* **What the task requires**: Return each line of the material verbatim.

Stored data

- - - - -

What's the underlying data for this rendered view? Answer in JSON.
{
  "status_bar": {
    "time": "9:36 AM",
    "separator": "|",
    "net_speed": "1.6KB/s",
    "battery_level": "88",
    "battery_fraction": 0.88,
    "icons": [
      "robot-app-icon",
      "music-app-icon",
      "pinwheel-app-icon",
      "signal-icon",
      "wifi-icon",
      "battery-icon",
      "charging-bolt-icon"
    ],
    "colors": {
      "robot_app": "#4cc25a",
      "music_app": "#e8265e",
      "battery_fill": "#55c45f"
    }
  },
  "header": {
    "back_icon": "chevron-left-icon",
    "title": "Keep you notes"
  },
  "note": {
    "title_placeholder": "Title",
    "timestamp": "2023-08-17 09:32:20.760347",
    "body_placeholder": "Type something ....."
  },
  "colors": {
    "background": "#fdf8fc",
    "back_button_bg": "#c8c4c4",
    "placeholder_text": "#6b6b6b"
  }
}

- - - - -

* **Output below**:
What's the underlying data for this rendered view? Answer in JSON.
{
  "status_bar": {
    "time": "9:36 AM",
    "separator": "|",
    "net_speed": "1.6KB/s",
    "battery_level": "88",
    "battery_fraction": 0.88,
    "icons": [
      "robot-app-icon",
      "music-app-icon",
      "pinwheel-app-icon",
      "signal-icon",
      "wifi-icon",
      "battery-icon",
      "charging-bolt-icon"
    ],
    "colors": {
      "robot_app": "#4cc25a",
      "music_app": "#e8265e",
      "battery_fill": "#55c45f"
    }
  },
  "header": {
    "back_icon": "chevron-left-icon",
    "title": "Keep you notes"
  },
  "note": {
    "title_placeholder": "Title",
    "timestamp": "2023-08-17 09:32:20.760347",
    "body_placeholder": "Type something ....."
  },
  "colors": {
    "background": "#fdf8fc",
    "back_button_bg": "#c8c4c4",
    "placeholder_text": "#6b6b6b"
  }
}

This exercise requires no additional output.